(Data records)

»»

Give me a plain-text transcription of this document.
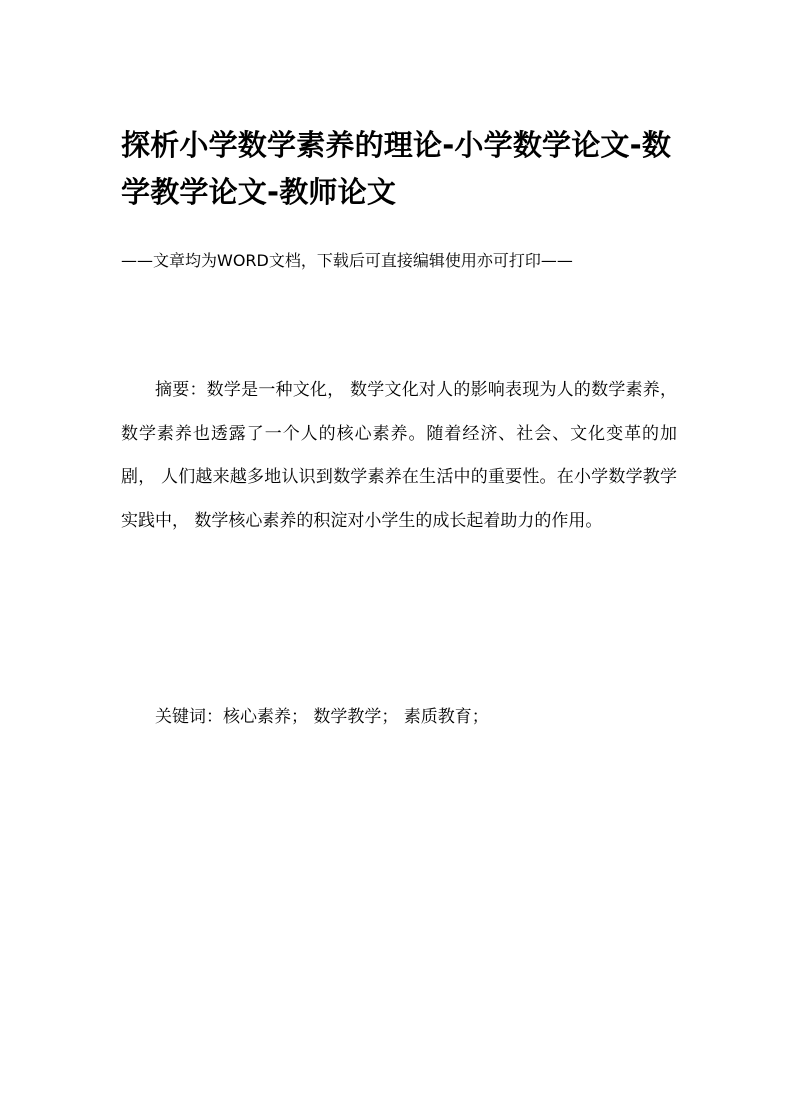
探析小学数学素养的理论-小学数学论文-数学教学论文-教师论文

——文章均为WORD文档，下载后可直接编辑使用亦可打印——

摘要：数学是一种文化， 数学文化对人的影响表现为人的数学素养， 数学素养也透露了一个人的核心素养。随着经济、社会、文化变革的加剧， 人们越来越多地认识到数学素养在生活中的重要性。在小学数学教学实践中， 数学核心素养的积淀对小学生的成长起着助力的作用。

关键词：核心素养； 数学教学； 素质教育；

««

**Prompt**
Leave out the pictures and return every record word for word.

**Answer in full**
Give me a plain-text transcription of this document.
探析小学数学素养的理论-小学数学论文-数学教学论文-教师论文

——文章均为WORD文档，下载后可直接编辑使用亦可打印——

摘要：数学是一种文化， 数学文化对人的影响表现为人的数学素养， 数学素养也透露了一个人的核心素养。随着经济、社会、文化变革的加剧， 人们越来越多地认识到数学素养在生活中的重要性。在小学数学教学实践中， 数学核心素养的积淀对小学生的成长起着助力的作用。

关键词：核心素养； 数学教学； 素质教育；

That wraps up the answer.